> **Exercise input**:
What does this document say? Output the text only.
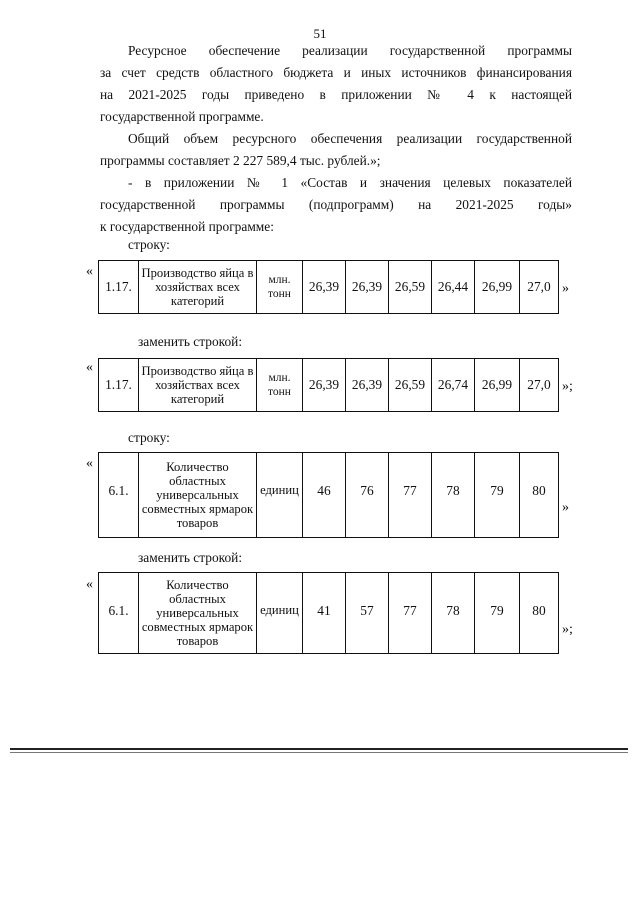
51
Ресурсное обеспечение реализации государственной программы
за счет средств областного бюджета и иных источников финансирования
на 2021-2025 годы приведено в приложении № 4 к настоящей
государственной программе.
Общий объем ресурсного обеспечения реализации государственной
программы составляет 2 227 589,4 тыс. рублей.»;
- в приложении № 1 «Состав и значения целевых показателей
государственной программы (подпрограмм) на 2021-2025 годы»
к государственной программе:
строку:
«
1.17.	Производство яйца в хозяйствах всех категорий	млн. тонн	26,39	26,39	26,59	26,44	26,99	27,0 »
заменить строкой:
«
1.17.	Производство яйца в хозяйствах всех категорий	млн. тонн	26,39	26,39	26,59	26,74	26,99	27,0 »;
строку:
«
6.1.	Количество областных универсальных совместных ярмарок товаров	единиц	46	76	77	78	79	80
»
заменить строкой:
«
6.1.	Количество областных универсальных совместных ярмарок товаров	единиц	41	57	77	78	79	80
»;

> **What you are asked to do**: Say the number of lines in the listing that hold "ярмарок", with no added words.

> **Task answer**: 2